Dataset records:
START
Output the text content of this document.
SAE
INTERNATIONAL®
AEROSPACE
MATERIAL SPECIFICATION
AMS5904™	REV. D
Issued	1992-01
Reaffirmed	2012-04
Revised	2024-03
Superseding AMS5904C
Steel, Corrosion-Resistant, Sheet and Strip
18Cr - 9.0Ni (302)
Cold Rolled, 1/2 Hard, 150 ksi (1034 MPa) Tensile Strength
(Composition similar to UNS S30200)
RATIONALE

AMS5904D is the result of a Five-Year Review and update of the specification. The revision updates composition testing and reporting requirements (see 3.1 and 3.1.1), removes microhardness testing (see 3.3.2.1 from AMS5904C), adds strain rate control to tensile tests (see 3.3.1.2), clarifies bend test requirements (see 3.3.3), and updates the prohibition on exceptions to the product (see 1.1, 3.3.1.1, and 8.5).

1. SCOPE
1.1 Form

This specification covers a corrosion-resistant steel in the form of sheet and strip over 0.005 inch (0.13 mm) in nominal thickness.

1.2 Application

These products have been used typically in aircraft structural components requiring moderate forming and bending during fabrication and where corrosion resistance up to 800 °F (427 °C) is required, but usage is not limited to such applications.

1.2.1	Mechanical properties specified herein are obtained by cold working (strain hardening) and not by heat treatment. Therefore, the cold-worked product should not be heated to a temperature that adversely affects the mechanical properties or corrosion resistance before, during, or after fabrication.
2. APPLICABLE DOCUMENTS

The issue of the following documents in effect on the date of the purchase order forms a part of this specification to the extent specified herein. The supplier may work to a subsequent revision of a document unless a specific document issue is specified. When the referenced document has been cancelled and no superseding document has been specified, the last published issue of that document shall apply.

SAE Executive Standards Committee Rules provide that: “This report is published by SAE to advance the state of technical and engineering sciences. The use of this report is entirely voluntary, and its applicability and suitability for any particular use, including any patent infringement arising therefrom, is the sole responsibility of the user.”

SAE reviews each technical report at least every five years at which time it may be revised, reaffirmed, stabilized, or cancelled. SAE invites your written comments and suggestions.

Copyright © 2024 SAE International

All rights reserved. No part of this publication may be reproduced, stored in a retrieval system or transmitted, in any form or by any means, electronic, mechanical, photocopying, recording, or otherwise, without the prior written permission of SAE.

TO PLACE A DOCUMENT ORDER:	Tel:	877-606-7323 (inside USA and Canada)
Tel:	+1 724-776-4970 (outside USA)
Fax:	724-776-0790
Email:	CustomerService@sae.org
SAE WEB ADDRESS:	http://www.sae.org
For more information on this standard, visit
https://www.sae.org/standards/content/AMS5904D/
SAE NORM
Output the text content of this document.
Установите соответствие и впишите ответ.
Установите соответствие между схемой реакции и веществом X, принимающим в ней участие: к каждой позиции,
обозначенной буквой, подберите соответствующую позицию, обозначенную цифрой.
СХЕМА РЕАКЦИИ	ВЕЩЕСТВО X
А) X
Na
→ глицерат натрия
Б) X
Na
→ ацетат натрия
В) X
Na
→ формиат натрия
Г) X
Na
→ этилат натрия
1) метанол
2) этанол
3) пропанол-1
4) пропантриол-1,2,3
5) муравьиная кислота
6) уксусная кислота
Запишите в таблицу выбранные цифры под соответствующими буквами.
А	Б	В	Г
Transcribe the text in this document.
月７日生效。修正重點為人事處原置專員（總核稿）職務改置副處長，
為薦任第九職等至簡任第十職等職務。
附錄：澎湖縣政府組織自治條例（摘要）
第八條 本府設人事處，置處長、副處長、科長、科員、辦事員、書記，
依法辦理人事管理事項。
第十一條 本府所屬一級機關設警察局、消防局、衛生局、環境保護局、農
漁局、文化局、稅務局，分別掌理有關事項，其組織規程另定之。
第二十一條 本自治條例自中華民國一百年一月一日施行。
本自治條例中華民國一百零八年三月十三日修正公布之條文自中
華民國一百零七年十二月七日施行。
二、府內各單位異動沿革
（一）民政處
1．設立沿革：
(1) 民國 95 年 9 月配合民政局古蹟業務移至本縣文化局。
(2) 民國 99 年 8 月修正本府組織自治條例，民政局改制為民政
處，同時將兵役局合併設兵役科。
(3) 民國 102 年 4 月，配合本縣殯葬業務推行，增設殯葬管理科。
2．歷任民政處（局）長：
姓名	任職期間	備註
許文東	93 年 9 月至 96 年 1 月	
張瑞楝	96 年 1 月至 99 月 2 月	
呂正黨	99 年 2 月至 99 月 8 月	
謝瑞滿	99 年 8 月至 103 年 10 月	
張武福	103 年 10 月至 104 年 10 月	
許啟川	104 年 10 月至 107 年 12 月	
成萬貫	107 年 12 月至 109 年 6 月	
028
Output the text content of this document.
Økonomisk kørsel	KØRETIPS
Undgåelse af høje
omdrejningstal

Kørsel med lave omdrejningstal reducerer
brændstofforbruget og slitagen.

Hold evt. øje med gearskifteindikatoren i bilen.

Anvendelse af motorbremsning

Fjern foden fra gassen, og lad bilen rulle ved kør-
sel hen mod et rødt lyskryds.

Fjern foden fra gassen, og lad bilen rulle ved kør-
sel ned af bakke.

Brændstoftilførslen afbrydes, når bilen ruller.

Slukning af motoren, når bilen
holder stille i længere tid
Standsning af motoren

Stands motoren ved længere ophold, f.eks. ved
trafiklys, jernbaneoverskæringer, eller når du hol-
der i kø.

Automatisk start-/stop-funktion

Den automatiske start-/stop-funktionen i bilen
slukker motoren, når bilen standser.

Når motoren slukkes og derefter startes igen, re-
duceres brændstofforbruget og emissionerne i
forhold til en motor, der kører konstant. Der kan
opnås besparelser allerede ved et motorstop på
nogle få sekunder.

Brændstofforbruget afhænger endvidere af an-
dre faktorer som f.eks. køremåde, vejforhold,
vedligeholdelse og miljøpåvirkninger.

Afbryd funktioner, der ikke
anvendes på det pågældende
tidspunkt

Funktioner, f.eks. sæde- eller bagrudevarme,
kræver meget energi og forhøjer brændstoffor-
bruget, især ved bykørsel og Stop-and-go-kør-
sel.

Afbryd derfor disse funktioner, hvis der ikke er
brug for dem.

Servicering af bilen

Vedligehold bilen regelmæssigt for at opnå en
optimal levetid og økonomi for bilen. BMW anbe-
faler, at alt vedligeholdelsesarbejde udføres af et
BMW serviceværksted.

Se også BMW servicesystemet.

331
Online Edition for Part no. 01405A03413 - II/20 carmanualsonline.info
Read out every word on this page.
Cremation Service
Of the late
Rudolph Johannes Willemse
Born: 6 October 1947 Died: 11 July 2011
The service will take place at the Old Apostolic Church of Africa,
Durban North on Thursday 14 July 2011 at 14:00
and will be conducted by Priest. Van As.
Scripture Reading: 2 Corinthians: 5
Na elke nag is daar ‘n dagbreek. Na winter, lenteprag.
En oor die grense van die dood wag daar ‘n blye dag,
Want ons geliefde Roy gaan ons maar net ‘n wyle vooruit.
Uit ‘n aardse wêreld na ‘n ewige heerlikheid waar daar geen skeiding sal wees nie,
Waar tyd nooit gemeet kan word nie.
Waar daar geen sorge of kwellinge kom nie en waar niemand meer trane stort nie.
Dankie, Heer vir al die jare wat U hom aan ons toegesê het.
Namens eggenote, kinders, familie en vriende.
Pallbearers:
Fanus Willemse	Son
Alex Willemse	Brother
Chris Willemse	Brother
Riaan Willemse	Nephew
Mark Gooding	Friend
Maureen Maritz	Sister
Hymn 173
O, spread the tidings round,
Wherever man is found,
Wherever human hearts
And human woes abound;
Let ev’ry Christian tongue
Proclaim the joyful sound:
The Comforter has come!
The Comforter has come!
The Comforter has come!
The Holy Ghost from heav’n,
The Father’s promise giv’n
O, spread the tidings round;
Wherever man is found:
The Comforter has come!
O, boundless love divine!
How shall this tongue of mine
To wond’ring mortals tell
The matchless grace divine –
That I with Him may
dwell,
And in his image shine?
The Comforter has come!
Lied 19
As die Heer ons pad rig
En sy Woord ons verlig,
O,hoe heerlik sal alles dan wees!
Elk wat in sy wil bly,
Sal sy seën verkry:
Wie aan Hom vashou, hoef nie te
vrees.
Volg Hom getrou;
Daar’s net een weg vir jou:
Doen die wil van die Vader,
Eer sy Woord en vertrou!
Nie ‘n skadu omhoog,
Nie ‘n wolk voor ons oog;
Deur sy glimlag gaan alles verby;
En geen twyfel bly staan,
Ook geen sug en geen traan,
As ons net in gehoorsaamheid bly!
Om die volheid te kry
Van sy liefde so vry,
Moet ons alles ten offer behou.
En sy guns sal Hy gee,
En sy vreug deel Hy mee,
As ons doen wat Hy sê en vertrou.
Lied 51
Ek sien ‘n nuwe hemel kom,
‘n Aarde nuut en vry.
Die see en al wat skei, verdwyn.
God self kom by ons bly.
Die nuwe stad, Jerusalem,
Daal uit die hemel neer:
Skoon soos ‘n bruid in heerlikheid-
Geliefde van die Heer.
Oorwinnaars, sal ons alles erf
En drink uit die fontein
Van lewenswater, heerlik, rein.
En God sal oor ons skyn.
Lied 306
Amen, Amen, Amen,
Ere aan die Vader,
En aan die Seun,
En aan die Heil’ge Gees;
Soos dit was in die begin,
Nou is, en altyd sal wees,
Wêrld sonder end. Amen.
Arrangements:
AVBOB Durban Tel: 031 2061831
END
→ **Exercise description**: Filter the records above and return every line that holds the word "found".

→ **Solution to the problem**:
Wherever man is found,
Wherever man is found:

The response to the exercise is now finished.